> **Consegna scritta A**: Secondo il testo sui campioni olimpici, in quale categoria di peso Fabio Basile vince l'oro nello judo?

> **Testo di lettura**:
>>>>
Il 7 agosto 2016 resterà una data storica per lo sport italiano: è il giorno in cui è stata conquistata la medaglia d’oro olimpica numero 200 grazie a un giovane torinese, originario del Sud: Fabio Basile, che conquista il trofeo nello judo (categoria 66 kg). Dopo poche ore trionfa nel fioretto il siciliano Daniele Garozzo. La forza e l’intelligenza, la lotta e la schermaglia. Ecco 7 lezioni che i due giovani campioni, la loro breve storia e loro dichiarazioni, consegnano ai coetanei che vogliono fare impresa.

1. IO VOGLIO ARRIVARE A RIO. PUNTO E BASTA
Fabio Basile non avrebbe dovuto partecipare a queste Olimpiadi. Il tecnico giapponese Kurakami voleva prepararlo per Tokio 2020. Ma nel dicembre 2015 Fabio decide: “Io voglio andare a Rio. Punto e basta”. Intensifica gli allenamenti, ce la mette tutta per fare una buona gara. E ve ben oltre. Il successo è anche un atto di volontà. La determinazione è un tratto caratteristico del campione-imprenditore.

2. SONO RIUSCITO A TRASFORMARE LA SOFFERENZA E IL DOLORE IN ARMI DA USARE SUL TAPPETTO CONTRO I MIEI AVVERSARI
Per arrivare qui ho sofferto tanto”, ha detto Basile dopo la vittoria. “Ho sofferto così tanto che ha cominciato a piacermi, perché il trucco per diventare campione è quello di soffrire ed allenarsi tantissimo». Chi non vuole o non sa soffrire non è portato a compiere grandi imprese.

3. MI AVETE BUTTATO IN MEZZO AI LUPI, NE SONO USCITO DA CAPOBRANCO
È la frase, non sua e per nulla originale, che Basile posta sul suo profilo Facebook lo scorso marzo, dopo che ha saputo di aver ottenuto la partecipazione ai Giochi di Rio. Una volta che ti sei buttato, devi lottare per essere il leader senza aver timore di affrontare chi ha più esperienza di te. Come hanno fatto Fabio e Daniele, persino spavaldi verso atleti più maturi e, sulla carta, più forti di loro. ««In tanti mi dicevano di smettere, che non sarei mai diventato un campione: ecco questa medaglia la dedico anche a loro», ha detto dopo il trionfo Basile.
<<<<
> **Consegna scritta B**: Estrai dalle voci ogni riga che contiene la stringa "check", tenendo conto di maiuscole e minuscole.

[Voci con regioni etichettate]
>>>>
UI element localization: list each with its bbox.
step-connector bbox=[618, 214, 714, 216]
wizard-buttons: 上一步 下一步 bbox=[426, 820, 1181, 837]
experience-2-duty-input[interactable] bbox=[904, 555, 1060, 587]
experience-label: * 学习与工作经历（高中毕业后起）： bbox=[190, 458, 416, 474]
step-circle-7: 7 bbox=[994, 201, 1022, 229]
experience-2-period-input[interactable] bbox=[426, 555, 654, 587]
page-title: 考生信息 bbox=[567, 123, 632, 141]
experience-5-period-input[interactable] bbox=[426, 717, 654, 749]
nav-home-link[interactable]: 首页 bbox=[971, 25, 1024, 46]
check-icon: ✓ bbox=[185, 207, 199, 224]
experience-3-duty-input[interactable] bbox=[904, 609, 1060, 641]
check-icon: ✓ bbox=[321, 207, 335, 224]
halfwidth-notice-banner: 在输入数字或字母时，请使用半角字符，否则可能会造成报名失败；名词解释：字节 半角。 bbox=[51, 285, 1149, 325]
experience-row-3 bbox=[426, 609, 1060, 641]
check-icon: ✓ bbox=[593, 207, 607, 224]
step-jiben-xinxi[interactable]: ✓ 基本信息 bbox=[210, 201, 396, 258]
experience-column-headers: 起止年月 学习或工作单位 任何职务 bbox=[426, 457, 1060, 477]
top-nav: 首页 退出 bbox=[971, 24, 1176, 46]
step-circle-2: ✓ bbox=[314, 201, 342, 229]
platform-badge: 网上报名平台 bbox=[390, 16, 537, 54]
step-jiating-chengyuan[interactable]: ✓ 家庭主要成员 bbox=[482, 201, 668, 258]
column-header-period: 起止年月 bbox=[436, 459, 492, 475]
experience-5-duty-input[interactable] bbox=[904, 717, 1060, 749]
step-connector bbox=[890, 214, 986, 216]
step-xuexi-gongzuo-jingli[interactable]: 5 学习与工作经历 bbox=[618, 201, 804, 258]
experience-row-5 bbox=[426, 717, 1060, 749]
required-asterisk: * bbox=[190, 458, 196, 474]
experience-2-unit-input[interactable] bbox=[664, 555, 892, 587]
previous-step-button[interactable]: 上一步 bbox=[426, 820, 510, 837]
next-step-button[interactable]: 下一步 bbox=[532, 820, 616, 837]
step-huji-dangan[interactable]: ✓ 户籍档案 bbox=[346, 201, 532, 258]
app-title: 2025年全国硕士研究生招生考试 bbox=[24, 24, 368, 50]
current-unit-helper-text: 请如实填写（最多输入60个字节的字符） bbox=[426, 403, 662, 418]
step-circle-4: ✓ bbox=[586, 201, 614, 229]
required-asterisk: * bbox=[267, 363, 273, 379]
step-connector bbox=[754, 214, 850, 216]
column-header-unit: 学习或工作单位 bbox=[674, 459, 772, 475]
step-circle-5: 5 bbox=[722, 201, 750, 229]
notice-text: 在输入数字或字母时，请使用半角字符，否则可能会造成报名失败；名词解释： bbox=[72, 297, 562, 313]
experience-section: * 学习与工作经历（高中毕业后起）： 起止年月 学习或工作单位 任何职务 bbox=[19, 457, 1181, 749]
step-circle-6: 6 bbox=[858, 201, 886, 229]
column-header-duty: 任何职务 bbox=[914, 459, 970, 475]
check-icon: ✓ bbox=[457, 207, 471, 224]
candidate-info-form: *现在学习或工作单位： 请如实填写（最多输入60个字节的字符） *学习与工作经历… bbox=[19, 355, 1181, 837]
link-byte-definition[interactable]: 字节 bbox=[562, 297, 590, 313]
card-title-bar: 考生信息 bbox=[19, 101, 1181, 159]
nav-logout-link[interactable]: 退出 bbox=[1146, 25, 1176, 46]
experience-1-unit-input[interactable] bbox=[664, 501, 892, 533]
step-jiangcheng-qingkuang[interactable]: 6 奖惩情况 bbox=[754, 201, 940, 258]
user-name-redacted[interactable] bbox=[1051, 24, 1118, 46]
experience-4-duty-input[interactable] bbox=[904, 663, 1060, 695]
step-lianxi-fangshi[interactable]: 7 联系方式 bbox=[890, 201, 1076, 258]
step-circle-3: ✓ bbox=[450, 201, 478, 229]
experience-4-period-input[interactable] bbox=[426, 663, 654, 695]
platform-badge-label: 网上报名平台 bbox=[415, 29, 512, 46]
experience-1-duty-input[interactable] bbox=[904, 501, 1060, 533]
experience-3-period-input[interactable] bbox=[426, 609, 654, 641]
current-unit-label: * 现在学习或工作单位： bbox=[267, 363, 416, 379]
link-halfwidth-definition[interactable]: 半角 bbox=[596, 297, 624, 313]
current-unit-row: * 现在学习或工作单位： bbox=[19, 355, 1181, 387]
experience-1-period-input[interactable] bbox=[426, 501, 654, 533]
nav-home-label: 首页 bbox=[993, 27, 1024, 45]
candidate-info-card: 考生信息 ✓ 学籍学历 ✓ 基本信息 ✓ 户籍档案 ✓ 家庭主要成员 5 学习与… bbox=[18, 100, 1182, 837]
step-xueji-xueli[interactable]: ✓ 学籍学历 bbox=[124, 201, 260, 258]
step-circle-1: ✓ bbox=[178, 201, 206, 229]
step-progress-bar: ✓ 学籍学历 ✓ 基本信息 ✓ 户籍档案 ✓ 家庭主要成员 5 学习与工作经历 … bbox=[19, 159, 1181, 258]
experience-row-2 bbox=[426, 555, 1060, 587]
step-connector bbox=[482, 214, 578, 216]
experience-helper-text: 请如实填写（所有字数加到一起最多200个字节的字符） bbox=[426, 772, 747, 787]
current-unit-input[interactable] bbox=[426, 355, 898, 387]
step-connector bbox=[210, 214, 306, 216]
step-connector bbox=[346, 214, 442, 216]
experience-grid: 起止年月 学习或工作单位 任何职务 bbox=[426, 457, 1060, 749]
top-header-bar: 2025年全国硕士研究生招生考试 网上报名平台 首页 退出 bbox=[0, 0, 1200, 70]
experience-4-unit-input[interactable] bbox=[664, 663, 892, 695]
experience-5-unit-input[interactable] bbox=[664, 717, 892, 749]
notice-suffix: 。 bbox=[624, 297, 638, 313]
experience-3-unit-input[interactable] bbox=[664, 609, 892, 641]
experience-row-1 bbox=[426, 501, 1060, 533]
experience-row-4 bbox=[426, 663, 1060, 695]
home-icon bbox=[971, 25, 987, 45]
<<<<
> **Risultato dell'esercizio A**: Nella categoria 66 kg.

> **Risultato dell'esercizio B**:
check-icon: ✓ bbox=[185, 207, 199, 224]
check-icon: ✓ bbox=[321, 207, 335, 224]
check-icon: ✓ bbox=[593, 207, 607, 224]
check-icon: ✓ bbox=[457, 207, 471, 224]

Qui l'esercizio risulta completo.